---- DATA SUPPLIED

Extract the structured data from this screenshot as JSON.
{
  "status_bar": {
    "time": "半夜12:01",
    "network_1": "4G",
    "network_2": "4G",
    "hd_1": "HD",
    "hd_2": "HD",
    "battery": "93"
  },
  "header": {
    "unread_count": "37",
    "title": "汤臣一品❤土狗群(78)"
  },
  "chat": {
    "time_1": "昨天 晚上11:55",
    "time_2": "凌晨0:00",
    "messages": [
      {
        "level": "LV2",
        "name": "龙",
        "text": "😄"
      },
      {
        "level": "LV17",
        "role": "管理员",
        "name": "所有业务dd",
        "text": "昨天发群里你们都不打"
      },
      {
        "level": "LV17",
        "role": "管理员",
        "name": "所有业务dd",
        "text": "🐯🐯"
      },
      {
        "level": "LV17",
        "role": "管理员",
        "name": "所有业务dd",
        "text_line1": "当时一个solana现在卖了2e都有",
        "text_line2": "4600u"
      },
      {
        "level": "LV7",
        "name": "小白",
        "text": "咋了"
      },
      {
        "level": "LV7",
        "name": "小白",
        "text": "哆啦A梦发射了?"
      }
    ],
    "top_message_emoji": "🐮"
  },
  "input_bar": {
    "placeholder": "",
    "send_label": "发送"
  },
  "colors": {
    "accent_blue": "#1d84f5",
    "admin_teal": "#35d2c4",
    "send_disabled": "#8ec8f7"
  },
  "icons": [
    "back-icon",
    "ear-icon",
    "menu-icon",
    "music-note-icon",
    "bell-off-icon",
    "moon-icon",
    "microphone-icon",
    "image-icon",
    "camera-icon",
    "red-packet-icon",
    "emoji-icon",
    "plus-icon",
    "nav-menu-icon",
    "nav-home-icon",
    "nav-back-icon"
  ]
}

--------

Repeat the data above, word for word.

### ANSWER TO THE EXERCISE
Extract the structured data from this screenshot as JSON.
{
  "status_bar": {
    "time": "半夜12:01",
    "network_1": "4G",
    "network_2": "4G",
    "hd_1": "HD",
    "hd_2": "HD",
    "battery": "93"
  },
  "header": {
    "unread_count": "37",
    "title": "汤臣一品❤土狗群(78)"
  },
  "chat": {
    "time_1": "昨天 晚上11:55",
    "time_2": "凌晨0:00",
    "messages": [
      {
        "level": "LV2",
        "name": "龙",
        "text": "😄"
      },
      {
        "level": "LV17",
        "role": "管理员",
        "name": "所有业务dd",
        "text": "昨天发群里你们都不打"
      },
      {
        "level": "LV17",
        "role": "管理员",
        "name": "所有业务dd",
        "text": "🐯🐯"
      },
      {
        "level": "LV17",
        "role": "管理员",
        "name": "所有业务dd",
        "text_line1": "当时一个solana现在卖了2e都有",
        "text_line2": "4600u"
      },
      {
        "level": "LV7",
        "name": "小白",
        "text": "咋了"
      },
      {
        "level": "LV7",
        "name": "小白",
        "text": "哆啦A梦发射了?"
      }
    ],
    "top_message_emoji": "🐮"
  },
  "input_bar": {
    "placeholder": "",
    "send_label": "发送"
  },
  "colors": {
    "accent_blue": "#1d84f5",
    "admin_teal": "#35d2c4",
    "send_disabled": "#8ec8f7"
  },
  "icons": [
    "back-icon",
    "ear-icon",
    "menu-icon",
    "music-note-icon",
    "bell-off-icon",
    "moon-icon",
    "microphone-icon",
    "image-icon",
    "camera-icon",
    "red-packet-icon",
    "emoji-icon",
    "plus-icon",
    "nav-menu-icon",
    "nav-home-icon",
    "nav-back-icon"
  ]
}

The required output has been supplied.